> **WRITTEN PROBLEM**: With the pictures omitted, write out the entries that follow exactly as they stand.

> **INPUT DATA**:
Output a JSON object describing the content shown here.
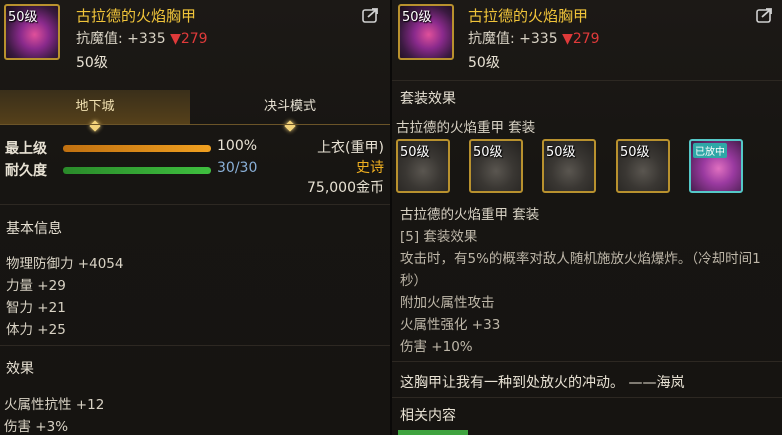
{
  "item": {
    "level_badge": "50级",
    "name": "古拉德的火焰胸甲",
    "stat_label": "抗魔值:",
    "stat_plus": "+335",
    "stat_down": "▼279",
    "level_text": "50级",
    "share_icon": "share-icon"
  },
  "tabs": [
    {
      "label": "地下城",
      "active": true
    },
    {
      "label": "决斗模式",
      "active": false
    }
  ],
  "bars": {
    "upgrade": {
      "label": "最上级",
      "value": "100%",
      "fraction": 1.0,
      "color": "#f0a020"
    },
    "durability": {
      "label": "耐久度",
      "value": "30/30",
      "fraction": 1.0,
      "color": "#3fbf3f"
    }
  },
  "slot_info": {
    "type": "上衣(重甲)",
    "rarity": "史诗",
    "price": "75,000金币",
    "rarity_color": "#f0b020"
  },
  "basic_info": {
    "heading": "基本信息",
    "lines": [
      "物理防御力 +4054",
      "力量 +29",
      "智力 +21",
      "体力 +25"
    ]
  },
  "effects": {
    "heading": "效果",
    "lines": [
      "火属性抗性 +12",
      "伤害 +3%"
    ]
  },
  "set": {
    "heading": "套装效果",
    "name_line": "古拉德的火焰重甲  套装",
    "slots": [
      {
        "level": "50级",
        "badge": ""
      },
      {
        "level": "50级",
        "badge": ""
      },
      {
        "level": "50级",
        "badge": ""
      },
      {
        "level": "50级",
        "badge": ""
      },
      {
        "level": "",
        "badge": "已放中"
      }
    ],
    "detail_name": "古拉德的火焰重甲  套装",
    "detail_count": "[5] 套装效果",
    "detail_lines": [
      "攻击时，有5%的概率对敌人随机施放火焰爆炸。（冷却时间1",
      "秒）",
      "附加火属性攻击",
      "火属性强化 +33",
      "伤害 +10%"
    ]
  },
  "flavor": "这胸甲让我有一种到处放火的冲动。  ——海岚",
  "related": {
    "heading": "相关内容"
  }
}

> **OUTPUT OF THE EXERCISE**:
Output a JSON object describing the content shown here.
{
  "item": {
    "level_badge": "50级",
    "name": "古拉德的火焰胸甲",
    "stat_label": "抗魔值:",
    "stat_plus": "+335",
    "stat_down": "▼279",
    "level_text": "50级",
    "share_icon": "share-icon"
  },
  "tabs": [
    {
      "label": "地下城",
      "active": true
    },
    {
      "label": "决斗模式",
      "active": false
    }
  ],
  "bars": {
    "upgrade": {
      "label": "最上级",
      "value": "100%",
      "fraction": 1.0,
      "color": "#f0a020"
    },
    "durability": {
      "label": "耐久度",
      "value": "30/30",
      "fraction": 1.0,
      "color": "#3fbf3f"
    }
  },
  "slot_info": {
    "type": "上衣(重甲)",
    "rarity": "史诗",
    "price": "75,000金币",
    "rarity_color": "#f0b020"
  },
  "basic_info": {
    "heading": "基本信息",
    "lines": [
      "物理防御力 +4054",
      "力量 +29",
      "智力 +21",
      "体力 +25"
    ]
  },
  "effects": {
    "heading": "效果",
    "lines": [
      "火属性抗性 +12",
      "伤害 +3%"
    ]
  },
  "set": {
    "heading": "套装效果",
    "name_line": "古拉德的火焰重甲  套装",
    "slots": [
      {
        "level": "50级",
        "badge": ""
      },
      {
        "level": "50级",
        "badge": ""
      },
      {
        "level": "50级",
        "badge": ""
      },
      {
        "level": "50级",
        "badge": ""
      },
      {
        "level": "",
        "badge": "已放中"
      }
    ],
    "detail_name": "古拉德的火焰重甲  套装",
    "detail_count": "[5] 套装效果",
    "detail_lines": [
      "攻击时，有5%的概率对敌人随机施放火焰爆炸。（冷却时间1",
      "秒）",
      "附加火属性攻击",
      "火属性强化 +33",
      "伤害 +10%"
    ]
  },
  "flavor": "这胸甲让我有一种到处放火的冲动。  ——海岚",
  "related": {
    "heading": "相关内容"
  }
}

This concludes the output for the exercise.